- What is asked
Wherever a line holds the string "кадастровом", copy that line.
— BEGIN —
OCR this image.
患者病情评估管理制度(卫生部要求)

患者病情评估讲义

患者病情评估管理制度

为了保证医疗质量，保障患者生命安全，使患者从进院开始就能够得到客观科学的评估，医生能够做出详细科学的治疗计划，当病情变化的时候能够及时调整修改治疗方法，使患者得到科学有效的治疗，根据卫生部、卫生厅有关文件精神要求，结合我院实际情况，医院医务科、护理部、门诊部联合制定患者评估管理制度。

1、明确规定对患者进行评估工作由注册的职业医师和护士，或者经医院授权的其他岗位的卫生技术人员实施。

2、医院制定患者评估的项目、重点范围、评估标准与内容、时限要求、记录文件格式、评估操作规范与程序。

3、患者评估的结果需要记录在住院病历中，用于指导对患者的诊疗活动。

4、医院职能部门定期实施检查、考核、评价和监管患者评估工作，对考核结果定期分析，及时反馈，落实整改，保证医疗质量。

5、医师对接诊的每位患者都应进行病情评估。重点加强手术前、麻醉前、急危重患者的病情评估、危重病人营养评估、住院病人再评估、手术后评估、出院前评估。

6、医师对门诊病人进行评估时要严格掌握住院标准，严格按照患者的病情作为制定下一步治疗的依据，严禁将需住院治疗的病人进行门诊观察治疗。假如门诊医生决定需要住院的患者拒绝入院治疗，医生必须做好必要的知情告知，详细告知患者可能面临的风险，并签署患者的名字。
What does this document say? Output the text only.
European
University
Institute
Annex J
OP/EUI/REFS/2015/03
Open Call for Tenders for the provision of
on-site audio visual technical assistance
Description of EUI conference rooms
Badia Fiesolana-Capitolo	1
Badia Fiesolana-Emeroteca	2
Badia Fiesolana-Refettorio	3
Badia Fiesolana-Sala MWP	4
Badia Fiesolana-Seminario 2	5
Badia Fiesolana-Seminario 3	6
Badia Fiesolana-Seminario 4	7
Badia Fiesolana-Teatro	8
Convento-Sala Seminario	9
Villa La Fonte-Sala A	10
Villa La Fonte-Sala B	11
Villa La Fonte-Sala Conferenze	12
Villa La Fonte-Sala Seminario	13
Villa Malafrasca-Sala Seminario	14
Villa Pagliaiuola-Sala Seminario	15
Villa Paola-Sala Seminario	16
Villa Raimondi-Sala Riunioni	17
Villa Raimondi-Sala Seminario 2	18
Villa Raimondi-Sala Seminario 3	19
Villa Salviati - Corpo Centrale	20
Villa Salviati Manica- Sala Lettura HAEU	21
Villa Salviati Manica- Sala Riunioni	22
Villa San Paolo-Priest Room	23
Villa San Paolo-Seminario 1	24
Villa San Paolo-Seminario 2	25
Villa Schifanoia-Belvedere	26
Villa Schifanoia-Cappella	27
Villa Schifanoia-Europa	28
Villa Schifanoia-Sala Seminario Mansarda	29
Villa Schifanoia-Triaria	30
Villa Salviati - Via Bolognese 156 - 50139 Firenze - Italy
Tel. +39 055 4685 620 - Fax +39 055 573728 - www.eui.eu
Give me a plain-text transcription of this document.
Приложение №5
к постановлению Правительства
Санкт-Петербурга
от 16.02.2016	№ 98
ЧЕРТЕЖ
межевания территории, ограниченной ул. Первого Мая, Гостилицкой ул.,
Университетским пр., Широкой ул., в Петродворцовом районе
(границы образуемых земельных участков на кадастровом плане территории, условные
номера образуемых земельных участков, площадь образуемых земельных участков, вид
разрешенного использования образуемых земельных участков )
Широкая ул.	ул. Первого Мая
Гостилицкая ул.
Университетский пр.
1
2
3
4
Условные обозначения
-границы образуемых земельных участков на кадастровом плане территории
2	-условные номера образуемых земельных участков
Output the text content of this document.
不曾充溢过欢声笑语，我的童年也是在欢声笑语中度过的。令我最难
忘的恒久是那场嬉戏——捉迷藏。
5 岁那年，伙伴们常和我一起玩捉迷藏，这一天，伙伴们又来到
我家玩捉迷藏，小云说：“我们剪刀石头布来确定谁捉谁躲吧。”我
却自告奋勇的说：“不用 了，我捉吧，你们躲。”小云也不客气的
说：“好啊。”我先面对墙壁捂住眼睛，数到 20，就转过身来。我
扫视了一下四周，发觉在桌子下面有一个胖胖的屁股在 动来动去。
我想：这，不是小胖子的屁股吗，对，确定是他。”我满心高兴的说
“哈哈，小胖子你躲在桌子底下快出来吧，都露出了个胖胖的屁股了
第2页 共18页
— END —
- Exercise result
(границы образуемых земельных участков на кадастровом плане территории, условные
-границы образуемых земельных участков на кадастровом плане территории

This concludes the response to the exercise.